### [DOCUMENT EXCERPT]
2. ENSURE WORKERS ARE PAID NATIONAL MINUMUM WAGE The national living wage for workers aged 25 and over increases to £8.72 per hour on 1 April 2020. Other national minimum wage rates also increase on 1 April 2020, with hourly rates rising to £8.20 for workers aged 21 to 24, to £6.45 for workers aged 18 to 20 and to £4.55 for workers aged 16 or 17. TIP: Don’t forget you must keep adequate records of all payments so that you can show that your organisation has complied with the national minimum wage rules.

3. COMPLY WITH CHANGES TO WRITTEN STATEMENTS We have talked about this point in detail over the past month & today is the day that the changes finally take place. From 6 April 2020, the requirement to provide a written statement of terms and conditions extends to workers, not just employees. This includes casual and zero hours workers. The right to a statement no longer requires a minimum length of service and applies from the worker’s first day working for the organisation. RESOURCES: For a full list of all of the changes you need to make to comply with the above point please take a look at our last blog HERE.

### [RECORD SET]
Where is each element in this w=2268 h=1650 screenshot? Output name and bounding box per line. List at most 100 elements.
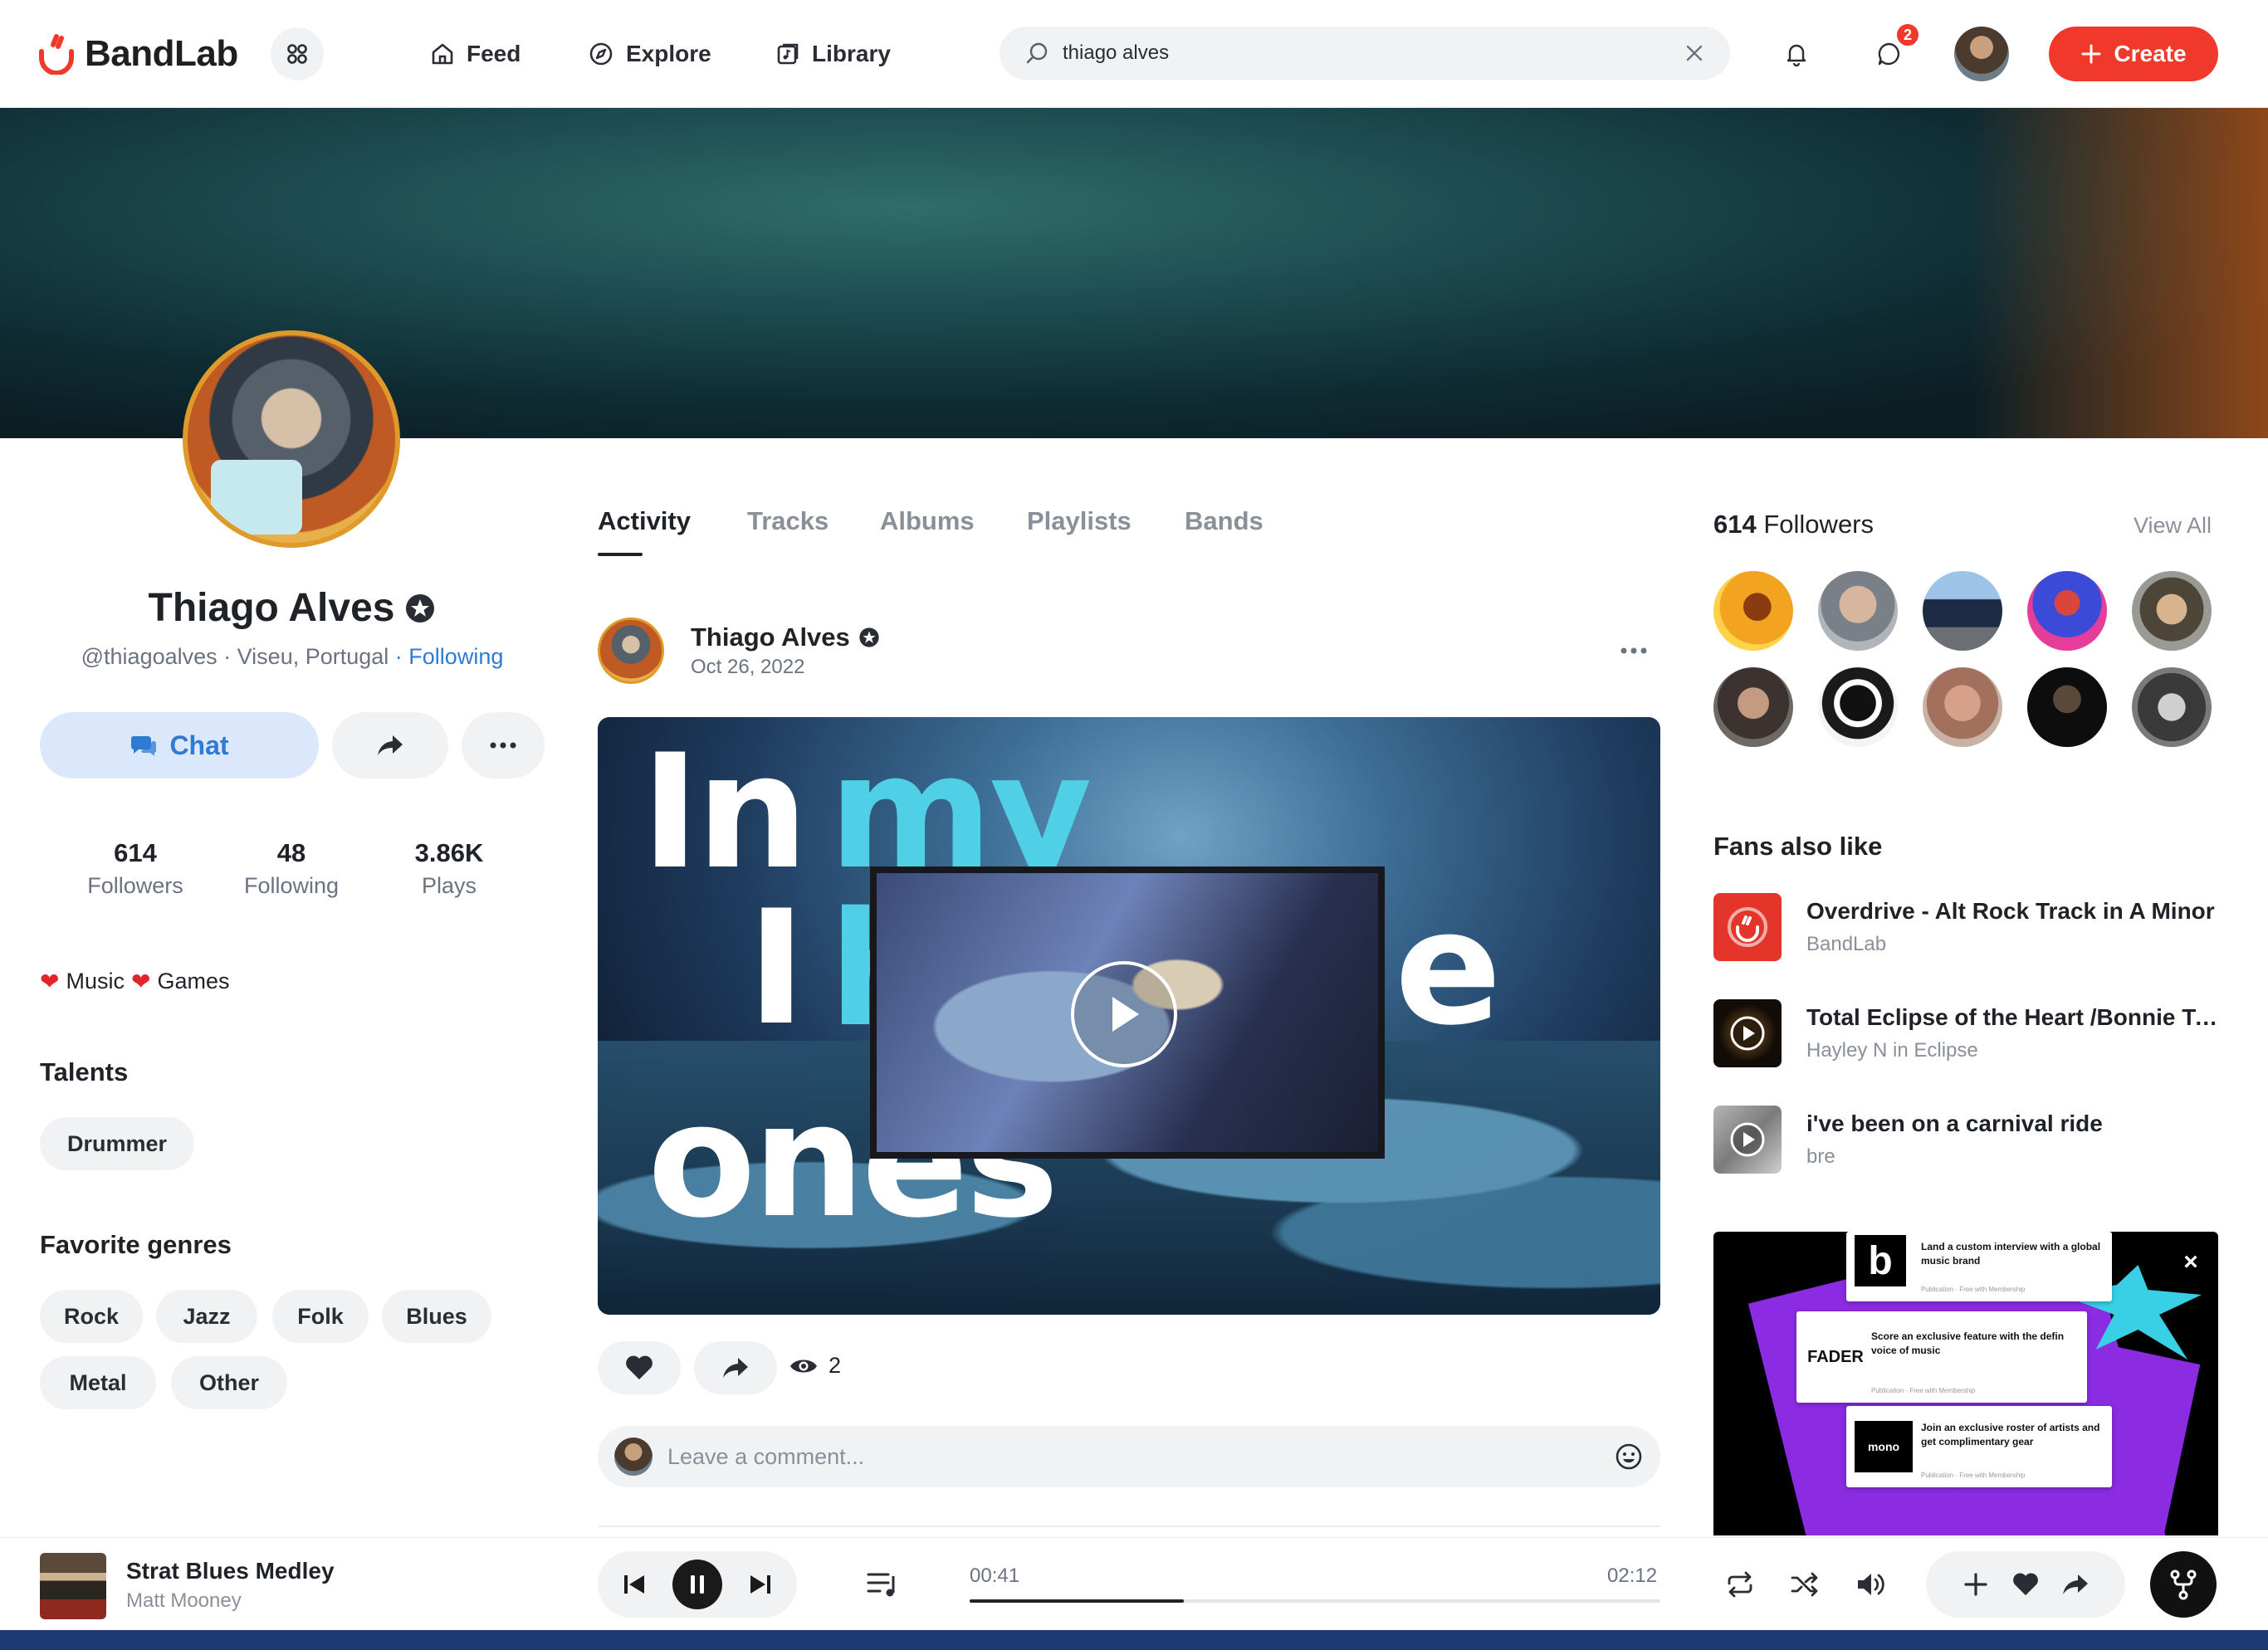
stat-following[interactable]: 48 Following — [221, 838, 362, 899]
billboard-logo: b — [1855, 1235, 1906, 1286]
video-text-line: In — [641, 720, 809, 904]
track-artist[interactable]: Matt Mooney — [126, 1589, 242, 1613]
tab-tracks[interactable]: Tracks — [747, 506, 829, 536]
compass-icon — [589, 42, 613, 66]
notifications-button[interactable] — [1770, 27, 1823, 81]
share-profile-button[interactable] — [332, 712, 448, 779]
shuffle-button[interactable] — [1787, 1566, 1823, 1603]
profile-location: Viseu, Portugal — [237, 644, 389, 669]
follower-avatar[interactable] — [2132, 667, 2212, 747]
genre-chip[interactable]: Metal — [40, 1356, 156, 1409]
video-text-line: e — [1395, 876, 1502, 1060]
tab-activity[interactable]: Activity — [598, 506, 691, 536]
bell-icon — [1787, 44, 1806, 67]
top-navigation: BandLab Feed Explore Library thiago alve… — [0, 0, 2268, 108]
genre-chip[interactable]: Blues — [382, 1290, 491, 1343]
search-icon — [1026, 42, 1048, 64]
share-post-button[interactable] — [694, 1341, 777, 1394]
fan-recommendation[interactable]: i've been on a carnival ride bre — [1713, 1106, 2220, 1174]
follower-avatar[interactable] — [1713, 667, 1793, 747]
fan-subtitle: bre — [1806, 1145, 1835, 1168]
profile-more-button[interactable] — [462, 712, 545, 779]
track-artwork[interactable] — [40, 1553, 106, 1619]
volume-button[interactable] — [1853, 1566, 1889, 1603]
emoji-icon[interactable] — [1614, 1442, 1644, 1472]
stat-label: Following — [243, 873, 340, 898]
commenter-avatar — [614, 1438, 653, 1476]
current-time: 00:41 — [970, 1565, 1020, 1587]
nav-explore-label: Explore — [626, 41, 711, 66]
nav-feed[interactable]: Feed — [430, 33, 521, 75]
talent-chip[interactable]: Drummer — [40, 1117, 194, 1170]
follower-avatar[interactable] — [2132, 571, 2212, 651]
stat-label: Followers — [87, 873, 183, 898]
bandlab-logo[interactable]: BandLab — [37, 32, 238, 76]
profile-avatar — [183, 330, 400, 548]
stat-value: 48 — [276, 838, 306, 867]
clear-search-icon[interactable] — [1684, 42, 1705, 64]
comment-input[interactable] — [667, 1443, 1614, 1470]
previous-button[interactable] — [609, 1560, 659, 1609]
track-title[interactable]: Strat Blues Medley — [126, 1558, 335, 1584]
profile-name-text: Thiago Alves — [148, 586, 395, 630]
search-bar[interactable] — [1000, 27, 1730, 80]
pause-button[interactable] — [672, 1560, 722, 1609]
chat-button[interactable]: Chat — [40, 712, 319, 779]
genre-chip[interactable]: Rock — [40, 1290, 143, 1343]
post-video[interactable]: In my hands I e ones — [598, 717, 1660, 1315]
tab-bands[interactable]: Bands — [1185, 506, 1264, 536]
genre-chip[interactable]: Jazz — [156, 1290, 257, 1343]
apps-grid-icon — [287, 44, 307, 64]
genre-chip[interactable]: Folk — [272, 1290, 369, 1343]
follower-avatar[interactable] — [2027, 667, 2107, 747]
repeat-button[interactable] — [1722, 1566, 1758, 1603]
follower-avatar[interactable] — [1818, 667, 1898, 747]
post-author-name: Thiago Alves — [691, 622, 850, 652]
close-ad-button[interactable]: × — [2178, 1248, 2203, 1276]
fan-recommendation[interactable]: Overdrive - Alt Rock Track in A Minor Ba… — [1713, 893, 2220, 961]
volume-icon — [1858, 1574, 1884, 1595]
follower-avatar[interactable] — [1923, 571, 2002, 651]
ad-card-text: Join an exclusive roster of artists and … — [1921, 1422, 2100, 1448]
like-track-button[interactable] — [2007, 1566, 2044, 1603]
follower-avatar[interactable] — [2027, 571, 2107, 651]
brand-name: BandLab — [85, 33, 238, 74]
fan-recommendation[interactable]: Total Eclipse of the Heart /Bonnie Tyler… — [1713, 999, 2220, 1067]
search-input[interactable] — [1063, 41, 1684, 65]
followers-count: 614 — [1713, 510, 1757, 539]
post-author[interactable]: Thiago Alves — [691, 622, 880, 652]
stat-followers[interactable]: 614 Followers — [65, 838, 206, 899]
create-button[interactable]: Create — [2049, 27, 2218, 81]
apps-menu-button[interactable] — [271, 27, 324, 81]
user-avatar[interactable] — [1954, 27, 2009, 81]
follower-avatar[interactable] — [1713, 571, 1793, 651]
nav-explore[interactable]: Explore — [588, 33, 711, 75]
share-track-button[interactable] — [2057, 1566, 2094, 1603]
post-author-avatar[interactable] — [598, 618, 664, 684]
next-button[interactable] — [736, 1560, 785, 1609]
mono-logo: mono — [1855, 1421, 1913, 1472]
fork-track-button[interactable] — [2150, 1551, 2217, 1618]
promo-ad-banner[interactable]: b Land a custom interview with a global … — [1713, 1232, 2218, 1535]
progress-bar[interactable] — [970, 1599, 1660, 1603]
view-all-followers-link[interactable]: View All — [2134, 513, 2212, 539]
play-video-button[interactable] — [1071, 961, 1177, 1067]
like-button[interactable] — [598, 1341, 681, 1394]
tab-playlists[interactable]: Playlists — [1027, 506, 1132, 536]
following-status-link[interactable]: Following — [408, 644, 503, 669]
comment-box[interactable] — [598, 1426, 1660, 1487]
follower-avatar[interactable] — [1923, 667, 2002, 747]
ad-card-meta: Publication · Free with Membership — [1921, 1286, 2026, 1293]
nav-library[interactable]: Library — [775, 33, 891, 75]
home-icon — [432, 43, 453, 65]
tab-albums[interactable]: Albums — [880, 506, 975, 536]
post-more-button[interactable] — [1615, 634, 1652, 667]
talents-title: Talents — [40, 1057, 129, 1086]
follower-avatar[interactable] — [1818, 571, 1898, 651]
followers-heading: 614 Followers — [1713, 510, 1874, 539]
fan-title: i've been on a carnival ride — [1806, 1111, 2103, 1136]
queue-icon[interactable] — [865, 1568, 902, 1601]
add-to-playlist-button[interactable] — [1958, 1566, 1994, 1603]
genre-chip[interactable]: Other — [171, 1356, 287, 1409]
video-text-line: I — [747, 876, 806, 1060]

### [PROBLEMS TO SOLVE]
1. Print the stretch of the employment rules excerpt from "3. COMPLY WITH" through "last blog HERE.".
2. Do these statements agree with the employment rules excerpt? Answer yes or no for each and quote the words that decide it.
(a) The national living wage for workers aged 25 and over rises to £8.72 per hour on 1 April 2020.
(b) A worker needs a minimum length of service to have the right to a written statement.
(c) Casual and zero hours workers fall outside the written statement requirement.
The items are separate material and have no connection to the employment rules excerpt.

### [SOLUTIONS PER TASK]
1.
3. COMPLY WITH CHANGES TO WRITTEN STATEMENTS We have talked about this point in detail over the past month & today is the day that the changes finally take place. From 6 April 2020, the requirement to provide a written statement of terms and conditions extends to workers, not just employees. This includes casual and zero hours workers. The right to a statement no longer requires a minimum length of service and applies from the worker’s first day working for the organisation. RESOURCES: For a full list of all of the changes you need to make to comply with the above point please take a look at our last blog HERE.

2.
(a) Yes: "The national living wage for workers aged 25 and over increases to £8.72 per hour on 1 April 2020."
(b) No: "The right to a statement no longer requires a minimum length of service and applies from the worker’s first day working for the organisation."
(c) No: "This includes casual and zero hours workers."